**Directions for this task**
Report how many lines in the records below contain the word "selecting". Give only the number.

————————

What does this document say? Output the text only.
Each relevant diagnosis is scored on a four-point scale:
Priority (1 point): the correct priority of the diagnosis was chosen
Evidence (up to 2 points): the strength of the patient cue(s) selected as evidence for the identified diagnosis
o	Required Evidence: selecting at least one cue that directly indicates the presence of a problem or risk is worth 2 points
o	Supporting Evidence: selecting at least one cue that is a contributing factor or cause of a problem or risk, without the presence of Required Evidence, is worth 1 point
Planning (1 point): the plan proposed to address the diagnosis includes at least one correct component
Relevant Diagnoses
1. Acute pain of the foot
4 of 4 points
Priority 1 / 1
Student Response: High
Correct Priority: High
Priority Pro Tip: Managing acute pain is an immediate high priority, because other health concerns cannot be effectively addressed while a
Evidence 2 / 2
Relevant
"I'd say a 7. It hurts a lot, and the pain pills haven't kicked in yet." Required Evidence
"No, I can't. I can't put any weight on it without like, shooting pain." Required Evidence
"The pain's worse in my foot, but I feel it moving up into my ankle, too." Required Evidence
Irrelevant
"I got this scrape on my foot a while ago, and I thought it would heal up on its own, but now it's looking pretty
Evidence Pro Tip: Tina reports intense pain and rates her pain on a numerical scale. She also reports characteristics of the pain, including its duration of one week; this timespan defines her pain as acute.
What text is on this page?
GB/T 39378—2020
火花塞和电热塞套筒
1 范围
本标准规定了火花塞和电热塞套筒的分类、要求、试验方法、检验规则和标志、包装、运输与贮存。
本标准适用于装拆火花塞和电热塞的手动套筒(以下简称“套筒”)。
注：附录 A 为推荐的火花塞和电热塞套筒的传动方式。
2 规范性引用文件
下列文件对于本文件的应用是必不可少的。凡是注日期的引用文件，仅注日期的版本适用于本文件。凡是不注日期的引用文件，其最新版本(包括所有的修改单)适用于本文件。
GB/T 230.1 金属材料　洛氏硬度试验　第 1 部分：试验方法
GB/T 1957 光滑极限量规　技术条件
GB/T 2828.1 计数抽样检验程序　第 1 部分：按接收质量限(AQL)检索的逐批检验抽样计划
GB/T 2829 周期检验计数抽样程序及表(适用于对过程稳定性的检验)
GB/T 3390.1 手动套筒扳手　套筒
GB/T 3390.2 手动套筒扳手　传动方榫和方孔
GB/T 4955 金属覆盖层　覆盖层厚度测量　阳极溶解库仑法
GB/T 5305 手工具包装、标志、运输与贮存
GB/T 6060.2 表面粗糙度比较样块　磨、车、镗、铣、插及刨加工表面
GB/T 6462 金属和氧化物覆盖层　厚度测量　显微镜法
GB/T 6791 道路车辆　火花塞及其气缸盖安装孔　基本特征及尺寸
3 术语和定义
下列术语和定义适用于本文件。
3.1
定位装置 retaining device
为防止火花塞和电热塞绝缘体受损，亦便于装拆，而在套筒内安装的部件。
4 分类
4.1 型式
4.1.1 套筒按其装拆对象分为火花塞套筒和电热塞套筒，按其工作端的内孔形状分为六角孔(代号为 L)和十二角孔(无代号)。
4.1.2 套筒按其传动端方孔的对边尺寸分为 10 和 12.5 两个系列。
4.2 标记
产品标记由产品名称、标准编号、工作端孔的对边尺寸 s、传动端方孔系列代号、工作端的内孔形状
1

————————

**The completed task**
2